» TASK: Copy the material word for word, from its first line through the line containing "- toc-entry: [457, 1114, 822, 1137]".

Part of a data file:
--- Start ---
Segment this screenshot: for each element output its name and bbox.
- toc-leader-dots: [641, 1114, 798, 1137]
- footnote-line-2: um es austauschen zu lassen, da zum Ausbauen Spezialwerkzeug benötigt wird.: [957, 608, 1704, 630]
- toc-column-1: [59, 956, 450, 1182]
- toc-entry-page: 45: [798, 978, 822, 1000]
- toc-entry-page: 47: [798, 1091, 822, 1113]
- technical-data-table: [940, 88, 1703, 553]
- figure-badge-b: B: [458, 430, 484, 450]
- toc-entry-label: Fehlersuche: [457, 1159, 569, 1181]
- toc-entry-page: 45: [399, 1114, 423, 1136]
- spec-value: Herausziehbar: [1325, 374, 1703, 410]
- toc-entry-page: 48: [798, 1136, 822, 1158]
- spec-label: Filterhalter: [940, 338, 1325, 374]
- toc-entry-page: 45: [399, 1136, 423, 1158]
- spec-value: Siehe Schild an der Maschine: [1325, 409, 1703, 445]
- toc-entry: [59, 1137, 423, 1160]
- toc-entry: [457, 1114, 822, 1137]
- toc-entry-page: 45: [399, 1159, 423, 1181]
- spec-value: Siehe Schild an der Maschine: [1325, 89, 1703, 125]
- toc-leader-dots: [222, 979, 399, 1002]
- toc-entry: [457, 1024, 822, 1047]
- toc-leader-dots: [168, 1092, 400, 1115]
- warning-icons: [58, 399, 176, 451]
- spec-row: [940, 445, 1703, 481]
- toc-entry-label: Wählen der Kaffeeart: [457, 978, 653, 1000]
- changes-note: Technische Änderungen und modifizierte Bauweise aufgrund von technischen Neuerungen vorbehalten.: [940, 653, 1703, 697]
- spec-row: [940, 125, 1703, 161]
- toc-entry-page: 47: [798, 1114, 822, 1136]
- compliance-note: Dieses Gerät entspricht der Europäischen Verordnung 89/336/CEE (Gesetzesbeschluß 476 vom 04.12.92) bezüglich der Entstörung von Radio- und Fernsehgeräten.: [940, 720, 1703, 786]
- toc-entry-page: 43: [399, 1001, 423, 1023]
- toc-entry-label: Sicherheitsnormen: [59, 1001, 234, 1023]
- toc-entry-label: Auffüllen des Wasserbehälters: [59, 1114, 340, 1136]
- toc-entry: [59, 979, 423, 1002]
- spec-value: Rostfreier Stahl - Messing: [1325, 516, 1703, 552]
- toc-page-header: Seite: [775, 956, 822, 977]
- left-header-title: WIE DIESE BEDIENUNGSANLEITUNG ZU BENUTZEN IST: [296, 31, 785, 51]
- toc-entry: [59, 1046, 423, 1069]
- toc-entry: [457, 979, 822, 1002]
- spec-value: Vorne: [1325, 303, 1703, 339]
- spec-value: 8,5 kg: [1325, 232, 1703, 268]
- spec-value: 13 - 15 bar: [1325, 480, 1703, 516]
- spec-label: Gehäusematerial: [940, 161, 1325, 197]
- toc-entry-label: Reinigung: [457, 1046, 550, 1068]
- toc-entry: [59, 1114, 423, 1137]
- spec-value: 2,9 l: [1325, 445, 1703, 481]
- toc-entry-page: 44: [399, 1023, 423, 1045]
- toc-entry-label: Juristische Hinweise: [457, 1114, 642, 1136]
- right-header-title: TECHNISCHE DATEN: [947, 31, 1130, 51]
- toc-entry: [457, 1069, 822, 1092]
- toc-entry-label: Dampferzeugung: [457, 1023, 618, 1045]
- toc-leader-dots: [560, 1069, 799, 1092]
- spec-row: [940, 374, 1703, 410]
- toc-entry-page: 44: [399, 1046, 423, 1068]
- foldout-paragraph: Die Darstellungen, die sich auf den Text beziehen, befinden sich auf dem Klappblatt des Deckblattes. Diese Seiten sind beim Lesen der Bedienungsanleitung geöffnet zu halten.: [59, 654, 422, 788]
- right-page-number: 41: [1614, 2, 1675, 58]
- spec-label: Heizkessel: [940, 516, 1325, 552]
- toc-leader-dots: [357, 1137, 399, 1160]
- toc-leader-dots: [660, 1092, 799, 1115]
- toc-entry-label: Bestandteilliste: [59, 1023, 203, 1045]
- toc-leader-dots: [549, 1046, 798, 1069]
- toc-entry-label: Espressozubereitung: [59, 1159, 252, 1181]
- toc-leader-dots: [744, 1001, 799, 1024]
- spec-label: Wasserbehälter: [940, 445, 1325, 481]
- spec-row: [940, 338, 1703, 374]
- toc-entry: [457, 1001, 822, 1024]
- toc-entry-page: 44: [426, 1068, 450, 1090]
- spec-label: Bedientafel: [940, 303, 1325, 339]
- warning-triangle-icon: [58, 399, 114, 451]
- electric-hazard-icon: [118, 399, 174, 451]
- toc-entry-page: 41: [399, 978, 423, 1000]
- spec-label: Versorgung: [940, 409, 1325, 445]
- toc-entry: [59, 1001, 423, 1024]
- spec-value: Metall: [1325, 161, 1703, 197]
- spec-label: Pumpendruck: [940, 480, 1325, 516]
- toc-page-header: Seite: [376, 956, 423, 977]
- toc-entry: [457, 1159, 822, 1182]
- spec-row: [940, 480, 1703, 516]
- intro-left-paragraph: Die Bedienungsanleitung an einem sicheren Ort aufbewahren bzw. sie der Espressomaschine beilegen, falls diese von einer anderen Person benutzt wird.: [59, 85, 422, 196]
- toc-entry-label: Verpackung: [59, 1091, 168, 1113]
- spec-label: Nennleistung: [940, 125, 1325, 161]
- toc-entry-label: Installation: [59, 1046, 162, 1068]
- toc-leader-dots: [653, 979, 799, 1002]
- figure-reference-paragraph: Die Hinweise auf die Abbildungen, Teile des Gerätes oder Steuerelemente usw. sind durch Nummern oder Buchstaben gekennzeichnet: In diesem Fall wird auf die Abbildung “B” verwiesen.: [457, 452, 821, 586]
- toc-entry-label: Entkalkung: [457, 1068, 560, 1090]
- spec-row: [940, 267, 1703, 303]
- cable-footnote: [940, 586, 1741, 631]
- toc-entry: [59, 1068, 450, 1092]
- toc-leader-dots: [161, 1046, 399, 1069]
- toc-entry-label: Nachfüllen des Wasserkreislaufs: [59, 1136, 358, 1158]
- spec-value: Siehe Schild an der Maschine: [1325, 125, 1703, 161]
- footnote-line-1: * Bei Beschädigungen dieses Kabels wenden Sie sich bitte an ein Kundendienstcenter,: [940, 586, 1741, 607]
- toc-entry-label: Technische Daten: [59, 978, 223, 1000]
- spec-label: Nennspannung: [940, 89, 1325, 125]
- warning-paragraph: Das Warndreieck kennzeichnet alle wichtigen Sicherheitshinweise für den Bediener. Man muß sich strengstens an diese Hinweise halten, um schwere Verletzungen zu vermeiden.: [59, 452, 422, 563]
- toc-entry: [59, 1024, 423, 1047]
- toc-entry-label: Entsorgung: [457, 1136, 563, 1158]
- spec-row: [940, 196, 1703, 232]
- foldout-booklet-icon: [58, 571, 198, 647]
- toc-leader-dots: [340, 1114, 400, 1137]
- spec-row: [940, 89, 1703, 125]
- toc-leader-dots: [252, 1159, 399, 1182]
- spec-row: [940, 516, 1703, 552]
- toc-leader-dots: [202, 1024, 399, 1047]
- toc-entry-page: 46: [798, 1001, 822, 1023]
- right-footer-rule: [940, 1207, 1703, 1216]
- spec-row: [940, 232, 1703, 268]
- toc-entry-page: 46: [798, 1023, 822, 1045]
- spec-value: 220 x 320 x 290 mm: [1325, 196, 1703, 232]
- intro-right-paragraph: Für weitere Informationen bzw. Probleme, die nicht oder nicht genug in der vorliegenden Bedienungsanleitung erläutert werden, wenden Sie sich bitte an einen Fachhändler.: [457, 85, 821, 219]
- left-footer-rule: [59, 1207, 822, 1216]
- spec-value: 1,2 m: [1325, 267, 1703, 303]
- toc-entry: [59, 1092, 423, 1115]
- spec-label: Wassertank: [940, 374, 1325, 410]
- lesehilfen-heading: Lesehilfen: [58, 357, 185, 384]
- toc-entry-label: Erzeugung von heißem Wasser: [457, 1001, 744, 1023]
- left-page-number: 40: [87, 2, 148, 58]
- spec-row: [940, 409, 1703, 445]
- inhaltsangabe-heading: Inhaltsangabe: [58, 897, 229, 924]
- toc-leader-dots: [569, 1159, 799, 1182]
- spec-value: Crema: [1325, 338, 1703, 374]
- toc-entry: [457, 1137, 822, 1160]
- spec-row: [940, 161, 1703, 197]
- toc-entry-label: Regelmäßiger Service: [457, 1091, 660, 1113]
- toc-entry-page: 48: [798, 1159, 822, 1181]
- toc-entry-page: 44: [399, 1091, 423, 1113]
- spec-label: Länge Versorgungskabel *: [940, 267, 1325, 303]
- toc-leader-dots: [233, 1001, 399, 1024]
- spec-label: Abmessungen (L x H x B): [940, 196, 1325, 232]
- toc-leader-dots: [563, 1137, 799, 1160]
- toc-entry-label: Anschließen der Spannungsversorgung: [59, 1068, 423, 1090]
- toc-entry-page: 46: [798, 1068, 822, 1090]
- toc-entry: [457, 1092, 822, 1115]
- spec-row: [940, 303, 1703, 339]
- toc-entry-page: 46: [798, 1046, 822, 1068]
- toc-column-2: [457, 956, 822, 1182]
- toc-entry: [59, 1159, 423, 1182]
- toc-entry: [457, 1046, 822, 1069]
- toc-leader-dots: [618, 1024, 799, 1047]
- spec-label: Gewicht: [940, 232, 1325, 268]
--- End ---
» CORRECT OUTPUT:
Segment this screenshot: for each element output its name and bbox.
- toc-leader-dots: [641, 1114, 798, 1137]
- footnote-line-2: um es austauschen zu lassen, da zum Ausbauen Spezialwerkzeug benötigt wird.: [957, 608, 1704, 630]
- toc-column-1: [59, 956, 450, 1182]
- toc-entry-page: 45: [798, 978, 822, 1000]
- toc-entry-page: 47: [798, 1091, 822, 1113]
- technical-data-table: [940, 88, 1703, 553]
- figure-badge-b: B: [458, 430, 484, 450]
- toc-entry-label: Fehlersuche: [457, 1159, 569, 1181]
- toc-entry-page: 45: [399, 1114, 423, 1136]
- spec-value: Herausziehbar: [1325, 374, 1703, 410]
- toc-entry-page: 48: [798, 1136, 822, 1158]
- spec-label: Filterhalter: [940, 338, 1325, 374]
- toc-entry-page: 45: [399, 1136, 423, 1158]
- spec-value: Siehe Schild an der Maschine: [1325, 409, 1703, 445]
- toc-entry: [59, 1137, 423, 1160]
- toc-entry: [457, 1114, 822, 1137]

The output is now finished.